Written problem: Below are some records: retype them all exactly, but not the pictures.

Provided material:

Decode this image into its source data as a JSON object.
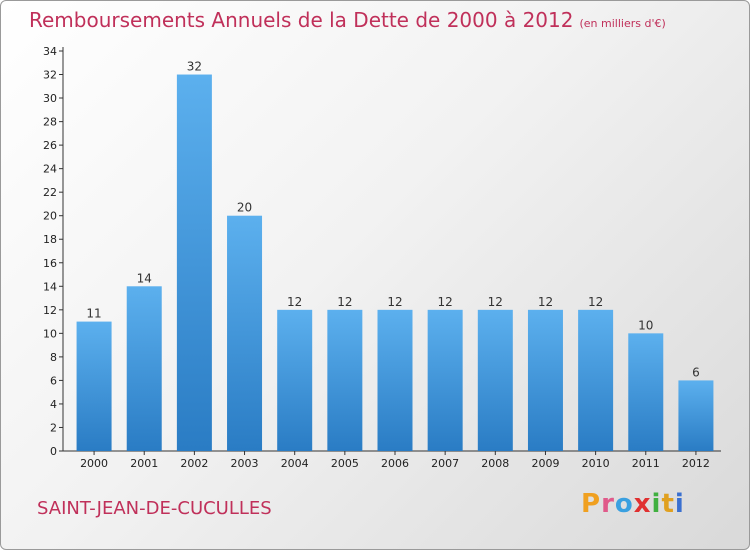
{
  "header": {
    "title": "Remboursements Annuels de la Dette de 2000 à 2012",
    "unit": "(en milliers d'€)"
  },
  "footer": {
    "commune": "SAINT-JEAN-DE-CUCULLES",
    "logo_letters": [
      "P",
      "r",
      "o",
      "x",
      "i",
      "t",
      "i"
    ],
    "logo_colors": [
      "#f0a020",
      "#e05a8a",
      "#3aa0e0",
      "#e03030",
      "#40b040",
      "#e0a020",
      "#3a70d0"
    ]
  },
  "chart_data": {
    "type": "bar",
    "title": "Remboursements Annuels de la Dette de 2000 à 2012",
    "xlabel": "",
    "ylabel": "",
    "categories": [
      "2000",
      "2001",
      "2002",
      "2003",
      "2004",
      "2005",
      "2006",
      "2007",
      "2008",
      "2009",
      "2010",
      "2011",
      "2012"
    ],
    "values": [
      11,
      14,
      32,
      20,
      12,
      12,
      12,
      12,
      12,
      12,
      12,
      10,
      6
    ],
    "ylim": [
      0,
      34
    ],
    "yticks": [
      0,
      2,
      4,
      6,
      8,
      10,
      12,
      14,
      16,
      18,
      20,
      22,
      24,
      26,
      28,
      30,
      32,
      34
    ],
    "grid": false,
    "bar_color": "#3f90d8"
  }
}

Exercise answer:
Decode this image into its source data as a JSON object.
{
  "header": {
    "title": "Remboursements Annuels de la Dette de 2000 à 2012",
    "unit": "(en milliers d'€)"
  },
  "footer": {
    "commune": "SAINT-JEAN-DE-CUCULLES",
    "logo_letters": [
      "P",
      "r",
      "o",
      "x",
      "i",
      "t",
      "i"
    ],
    "logo_colors": [
      "#f0a020",
      "#e05a8a",
      "#3aa0e0",
      "#e03030",
      "#40b040",
      "#e0a020",
      "#3a70d0"
    ]
  },
  "chart_data": {
    "type": "bar",
    "title": "Remboursements Annuels de la Dette de 2000 à 2012",
    "xlabel": "",
    "ylabel": "",
    "categories": [
      "2000",
      "2001",
      "2002",
      "2003",
      "2004",
      "2005",
      "2006",
      "2007",
      "2008",
      "2009",
      "2010",
      "2011",
      "2012"
    ],
    "values": [
      11,
      14,
      32,
      20,
      12,
      12,
      12,
      12,
      12,
      12,
      12,
      10,
      6
    ],
    "ylim": [
      0,
      34
    ],
    "yticks": [
      0,
      2,
      4,
      6,
      8,
      10,
      12,
      14,
      16,
      18,
      20,
      22,
      24,
      26,
      28,
      30,
      32,
      34
    ],
    "grid": false,
    "bar_color": "#3f90d8"
  }
}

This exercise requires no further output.